Dataset rows:

- - - -

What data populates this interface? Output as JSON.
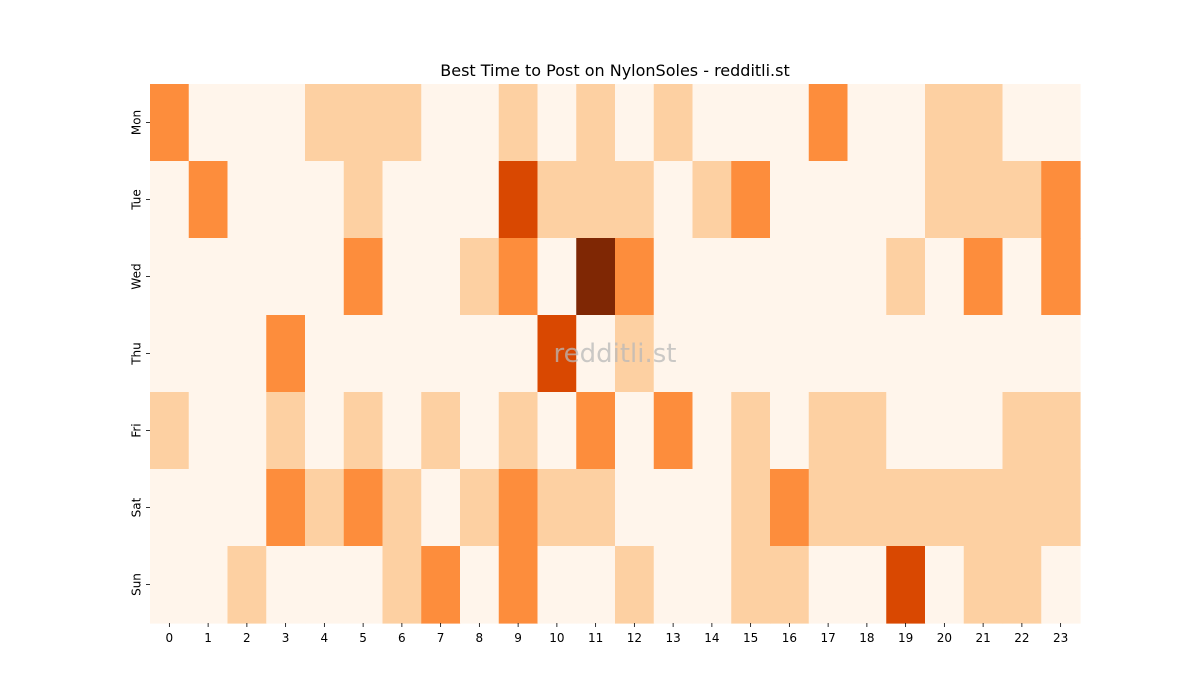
{
  "chart_data": {
    "type": "heatmap",
    "title": "Best Time to Post on NylonSoles - redditli.st",
    "watermark": "redditli.st",
    "x_categories": [
      "0",
      "1",
      "2",
      "3",
      "4",
      "5",
      "6",
      "7",
      "8",
      "9",
      "10",
      "11",
      "12",
      "13",
      "14",
      "15",
      "16",
      "17",
      "18",
      "19",
      "20",
      "21",
      "22",
      "23"
    ],
    "y_categories": [
      "Mon",
      "Tue",
      "Wed",
      "Thu",
      "Fri",
      "Sat",
      "Sun"
    ],
    "xlabel": "",
    "ylabel": "",
    "values": [
      [
        2,
        0,
        0,
        0,
        1,
        1,
        1,
        0,
        0,
        1,
        0,
        1,
        0,
        1,
        0,
        0,
        0,
        2,
        0,
        0,
        1,
        1,
        0,
        0
      ],
      [
        0,
        2,
        0,
        0,
        0,
        1,
        0,
        0,
        0,
        3,
        1,
        1,
        1,
        0,
        1,
        2,
        0,
        0,
        0,
        0,
        1,
        1,
        1,
        2
      ],
      [
        0,
        0,
        0,
        0,
        0,
        2,
        0,
        0,
        1,
        2,
        0,
        4,
        2,
        0,
        0,
        0,
        0,
        0,
        0,
        1,
        0,
        2,
        0,
        2
      ],
      [
        0,
        0,
        0,
        2,
        0,
        0,
        0,
        0,
        0,
        0,
        3,
        0,
        1,
        0,
        0,
        0,
        0,
        0,
        0,
        0,
        0,
        0,
        0,
        0
      ],
      [
        1,
        0,
        0,
        1,
        0,
        1,
        0,
        1,
        0,
        1,
        0,
        2,
        0,
        2,
        0,
        1,
        0,
        1,
        1,
        0,
        0,
        0,
        1,
        1
      ],
      [
        0,
        0,
        0,
        2,
        1,
        2,
        1,
        0,
        1,
        2,
        1,
        1,
        0,
        0,
        0,
        1,
        2,
        1,
        1,
        1,
        1,
        1,
        1,
        1
      ],
      [
        0,
        0,
        1,
        0,
        0,
        0,
        1,
        2,
        0,
        2,
        0,
        0,
        1,
        0,
        0,
        1,
        1,
        0,
        0,
        3,
        0,
        1,
        1,
        0
      ]
    ],
    "color_scale": [
      "#fff5eb",
      "#fdd0a2",
      "#fd8d3c",
      "#d94801",
      "#7f2704"
    ],
    "colorbar": false
  }
}
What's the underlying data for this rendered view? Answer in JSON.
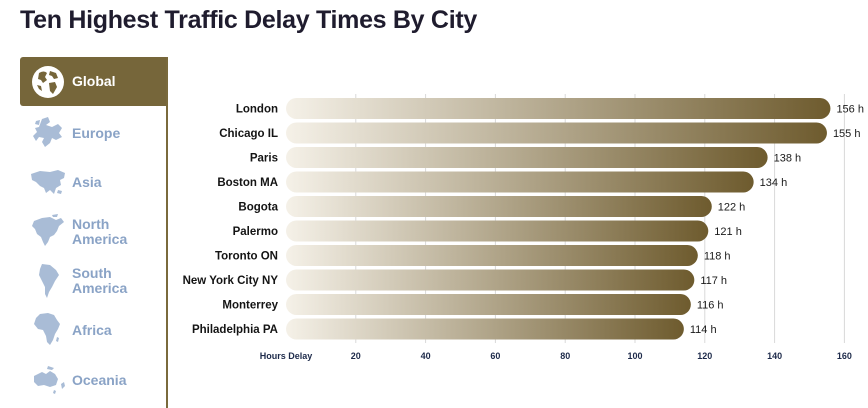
{
  "title": "Ten Highest Traffic Delay Times By City",
  "sidebar": {
    "items": [
      {
        "label": "Global",
        "icon": "globe-icon",
        "active": true
      },
      {
        "label": "Europe",
        "icon": "europe-map-icon",
        "active": false
      },
      {
        "label": "Asia",
        "icon": "asia-map-icon",
        "active": false
      },
      {
        "label": "North America",
        "icon": "north-america-map-icon",
        "active": false
      },
      {
        "label": "South America",
        "icon": "south-america-map-icon",
        "active": false
      },
      {
        "label": "Africa",
        "icon": "africa-map-icon",
        "active": false
      },
      {
        "label": "Oceania",
        "icon": "oceania-map-icon",
        "active": false
      }
    ],
    "active_color": "#76663a",
    "inactive_text_color": "#8aa3c6"
  },
  "chart_data": {
    "type": "bar",
    "orientation": "horizontal",
    "categories": [
      "London",
      "Chicago IL",
      "Paris",
      "Boston MA",
      "Bogota",
      "Palermo",
      "Toronto ON",
      "New York City NY",
      "Monterrey",
      "Philadelphia PA"
    ],
    "values": [
      156,
      155,
      138,
      134,
      122,
      121,
      118,
      117,
      116,
      114
    ],
    "value_labels": [
      "156 h",
      "155 h",
      "138 h",
      "134 h",
      "122 h",
      "121 h",
      "118 h",
      "117 h",
      "116 h",
      "114 h"
    ],
    "xlabel": "Hours Delay",
    "xticks": [
      20,
      40,
      60,
      80,
      100,
      120,
      140,
      160
    ],
    "xlim": [
      0,
      160
    ],
    "grid": true,
    "bar_color_start": "#f5f1e8",
    "bar_color_end": "#6e5b2e"
  }
}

- - - -

Pictures in the records above are not copied; print everything else exactly.

What data populates this interface? Output as JSON.
{
  "chart_data": {
    "type": "heatmap",
    "title": "Best Time to Post on NylonSoles - redditli.st",
    "watermark": "redditli.st",
    "x_categories": [
      "0",
      "1",
      "2",
      "3",
      "4",
      "5",
      "6",
      "7",
      "8",
      "9",
      "10",
      "11",
      "12",
      "13",
      "14",
      "15",
      "16",
      "17",
      "18",
      "19",
      "20",
      "21",
      "22",
      "23"
    ],
    "y_categories": [
      "Mon",
      "Tue",
      "Wed",
      "Thu",
      "Fri",
      "Sat",
      "Sun"
    ],
    "xlabel": "",
    "ylabel": "",
    "values": [
      [
        2,
        0,
        0,
        0,
        1,
        1,
        1,
        0,
        0,
        1,
        0,
        1,
        0,
        1,
        0,
        0,
        0,
        2,
        0,
        0,
        1,
        1,
        0,
        0
      ],
      [
        0,
        2,
        0,
        0,
        0,
        1,
        0,
        0,
        0,
        3,
        1,
        1,
        1,
        0,
        1,
        2,
        0,
        0,
        0,
        0,
        1,
        1,
        1,
        2
      ],
      [
        0,
        0,
        0,
        0,
        0,
        2,
        0,
        0,
        1,
        2,
        0,
        4,
        2,
        0,
        0,
        0,
        0,
        0,
        0,
        1,
        0,
        2,
        0,
        2
      ],
      [
        0,
        0,
        0,
        2,
        0,
        0,
        0,
        0,
        0,
        0,
        3,
        0,
        1,
        0,
        0,
        0,
        0,
        0,
        0,
        0,
        0,
        0,
        0,
        0
      ],
      [
        1,
        0,
        0,
        1,
        0,
        1,
        0,
        1,
        0,
        1,
        0,
        2,
        0,
        2,
        0,
        1,
        0,
        1,
        1,
        0,
        0,
        0,
        1,
        1
      ],
      [
        0,
        0,
        0,
        2,
        1,
        2,
        1,
        0,
        1,
        2,
        1,
        1,
        0,
        0,
        0,
        1,
        2,
        1,
        1,
        1,
        1,
        1,
        1,
        1
      ],
      [
        0,
        0,
        1,
        0,
        0,
        0,
        1,
        2,
        0,
        2,
        0,
        0,
        1,
        0,
        0,
        1,
        1,
        0,
        0,
        3,
        0,
        1,
        1,
        0
      ]
    ],
    "color_scale": [
      "#fff5eb",
      "#fdd0a2",
      "#fd8d3c",
      "#d94801",
      "#7f2704"
    ],
    "colorbar": false
  }
}
What's the underlying data for this rendered view? Answer in JSON.
{
  "title": "Ten Highest Traffic Delay Times By City",
  "sidebar": {
    "items": [
      {
        "label": "Global",
        "icon": "globe-icon",
        "active": true
      },
      {
        "label": "Europe",
        "icon": "europe-map-icon",
        "active": false
      },
      {
        "label": "Asia",
        "icon": "asia-map-icon",
        "active": false
      },
      {
        "label": "North America",
        "icon": "north-america-map-icon",
        "active": false
      },
      {
        "label": "South America",
        "icon": "south-america-map-icon",
        "active": false
      },
      {
        "label": "Africa",
        "icon": "africa-map-icon",
        "active": false
      },
      {
        "label": "Oceania",
        "icon": "oceania-map-icon",
        "active": false
      }
    ],
    "active_color": "#76663a",
    "inactive_text_color": "#8aa3c6"
  },
  "chart_data": {
    "type": "bar",
    "orientation": "horizontal",
    "categories": [
      "London",
      "Chicago IL",
      "Paris",
      "Boston MA",
      "Bogota",
      "Palermo",
      "Toronto ON",
      "New York City NY",
      "Monterrey",
      "Philadelphia PA"
    ],
    "values": [
      156,
      155,
      138,
      134,
      122,
      121,
      118,
      117,
      116,
      114
    ],
    "value_labels": [
      "156 h",
      "155 h",
      "138 h",
      "134 h",
      "122 h",
      "121 h",
      "118 h",
      "117 h",
      "116 h",
      "114 h"
    ],
    "xlabel": "Hours Delay",
    "xticks": [
      20,
      40,
      60,
      80,
      100,
      120,
      140,
      160
    ],
    "xlim": [
      0,
      160
    ],
    "grid": true,
    "bar_color_start": "#f5f1e8",
    "bar_color_end": "#6e5b2e"
  }
}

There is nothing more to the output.